— start of SOURCE EXTRACT —

REM Gallery’s still-new location exhibits the drawings and scupture of Soomin Jung, who anchors her precise images of meticulously modulated color in the architecture of the human body. It’s body as metaphor and as microcosm, too; a crowd of bent, greenish fingers stands in for whole bodies in her drawing “Rave,” while her colored-pencil-on-mylar piece “Oblivion” depicts a muti-part portraiture of ears in a grid, two of whose “blocks” are a pinkish flesh tone, as though to represent somebody missing. Her sculpture “Clouds,” formed of red thread and mixed media (which she calls “space drawings”) look a bit in the press advance photo like flaming Cheetos, but on second glance are both more and less whimsical than that, rendering the mundane abstract (Current writer Bryan Rindfuss calls them “delicate botanicals sprouting from an alien planet.”). We think you should see this one; both the new location if you haven’t been there yet, Soomin Jung’s work.

Continue the Friday art goodness at the Second Friday Art on the Hill Art Walk, 6-10:30 p.m.. which includes nearby High Wire Art Gallery, 326 W. Josephine.

— end of SOURCE EXTRACT —

- _REQUIREMENT A_
Answer these questions from the gallery listing.
(i) What does Soomin Jung's drawing "Rave" show standing in for whole bodies?
(ii) What materials form her sculpture "Clouds"?
(iii) During what hours does the Second Friday Art on the Hill Art Walk run?

— start of DATASET EXCERPTS —

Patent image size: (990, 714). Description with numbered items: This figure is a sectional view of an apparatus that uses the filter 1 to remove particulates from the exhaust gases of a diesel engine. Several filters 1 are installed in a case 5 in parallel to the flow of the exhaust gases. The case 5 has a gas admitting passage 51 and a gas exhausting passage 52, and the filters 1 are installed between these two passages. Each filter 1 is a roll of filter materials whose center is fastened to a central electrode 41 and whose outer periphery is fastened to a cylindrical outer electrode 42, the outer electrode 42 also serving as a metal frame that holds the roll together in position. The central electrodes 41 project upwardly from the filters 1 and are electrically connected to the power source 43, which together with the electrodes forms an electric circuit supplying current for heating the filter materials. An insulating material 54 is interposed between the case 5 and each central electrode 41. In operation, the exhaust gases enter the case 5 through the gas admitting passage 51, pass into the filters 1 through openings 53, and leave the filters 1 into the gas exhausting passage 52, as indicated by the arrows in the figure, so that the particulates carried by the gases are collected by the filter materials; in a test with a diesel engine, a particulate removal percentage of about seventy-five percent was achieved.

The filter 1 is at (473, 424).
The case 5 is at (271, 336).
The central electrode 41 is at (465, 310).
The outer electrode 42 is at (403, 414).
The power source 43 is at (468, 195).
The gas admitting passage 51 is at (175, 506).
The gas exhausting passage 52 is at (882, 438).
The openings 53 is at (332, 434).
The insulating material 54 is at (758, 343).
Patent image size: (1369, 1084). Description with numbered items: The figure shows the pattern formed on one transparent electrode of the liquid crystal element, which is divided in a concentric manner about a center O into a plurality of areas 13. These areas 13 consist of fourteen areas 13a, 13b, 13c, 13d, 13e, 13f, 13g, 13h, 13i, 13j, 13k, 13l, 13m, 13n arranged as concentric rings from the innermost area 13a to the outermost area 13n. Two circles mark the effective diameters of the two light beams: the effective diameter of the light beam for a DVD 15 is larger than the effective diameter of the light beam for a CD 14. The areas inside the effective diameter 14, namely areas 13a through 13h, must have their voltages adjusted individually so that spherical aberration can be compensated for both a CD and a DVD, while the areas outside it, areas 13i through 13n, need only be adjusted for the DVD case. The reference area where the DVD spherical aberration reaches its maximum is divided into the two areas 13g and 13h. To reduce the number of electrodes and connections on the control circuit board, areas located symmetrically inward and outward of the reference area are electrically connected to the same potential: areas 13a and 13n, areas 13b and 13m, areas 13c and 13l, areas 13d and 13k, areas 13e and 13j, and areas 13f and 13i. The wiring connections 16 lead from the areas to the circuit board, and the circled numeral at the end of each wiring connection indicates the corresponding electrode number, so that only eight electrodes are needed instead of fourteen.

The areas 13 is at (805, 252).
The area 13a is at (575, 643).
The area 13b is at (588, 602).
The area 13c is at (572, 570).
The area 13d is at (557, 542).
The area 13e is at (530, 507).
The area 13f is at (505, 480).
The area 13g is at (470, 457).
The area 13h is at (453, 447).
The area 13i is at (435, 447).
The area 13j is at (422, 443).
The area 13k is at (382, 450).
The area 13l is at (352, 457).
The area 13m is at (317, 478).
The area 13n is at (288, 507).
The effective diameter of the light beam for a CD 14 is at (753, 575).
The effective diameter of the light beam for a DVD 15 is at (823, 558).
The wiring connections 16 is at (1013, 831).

— end of DATASET EXCERPTS —

- _REQUIREMENT B_
Update the rows of the stored entries from the line with "Patent image size: (1369, 1084)." to the line with "at (753, 575).", replacing "pattern" with "layout" and leaving everything else unchanged. Give only those lines.

- _FULL SOLUTION A_
(i) A crowd of bent, greenish fingers.
(ii) Red thread and mixed media.
(iii) 6-10:30 p.m.

- _FULL SOLUTION B_
Patent image size: (1369, 1084). Description with numbered items: The figure shows the layout formed on one transparent electrode of the liquid crystal element, which is divided in a concentric manner about a center O into a plurality of areas 13. These areas 13 consist of fourteen areas 13a, 13b, 13c, 13d, 13e, 13f, 13g, 13h, 13i, 13j, 13k, 13l, 13m, 13n arranged as concentric rings from the innermost area 13a to the outermost area 13n. Two circles mark the effective diameters of the two light beams: the effective diameter of the light beam for a DVD 15 is larger than the effective diameter of the light beam for a CD 14. The areas inside the effective diameter 14, namely areas 13a through 13h, must have their voltages adjusted individually so that spherical aberration can be compensated for both a CD and a DVD, while the areas outside it, areas 13i through 13n, need only be adjusted for the DVD case. The reference area where the DVD spherical aberration reaches its maximum is divided into the two areas 13g and 13h. To reduce the number of electrodes and connections on the control circuit board, areas located symmetrically inward and outward of the reference area are electrically connected to the same potential: areas 13a and 13n, areas 13b and 13m, areas 13c and 13l, areas 13d and 13k, areas 13e and 13j, and areas 13f and 13i. The wiring connections 16 lead from the areas to the circuit board, and the circled numeral at the end of each wiring connection indicates the corresponding electrode number, so that only eight electrodes are needed instead of fourteen.

The areas 13 is at (805, 252).
The area 13a is at (575, 643).
The area 13b is at (588, 602).
The area 13c is at (572, 570).
The area 13d is at (557, 542).
The area 13e is at (530, 507).
The area 13f is at (505, 480).
The area 13g is at (470, 457).
The area 13h is at (453, 447).
The area 13i is at (435, 447).
The area 13j is at (422, 443).
The area 13k is at (382, 450).
The area 13l is at (352, 457).
The area 13m is at (317, 478).
The area 13n is at (288, 507).
The effective diameter of the light beam for a CD 14 is at (753, 575).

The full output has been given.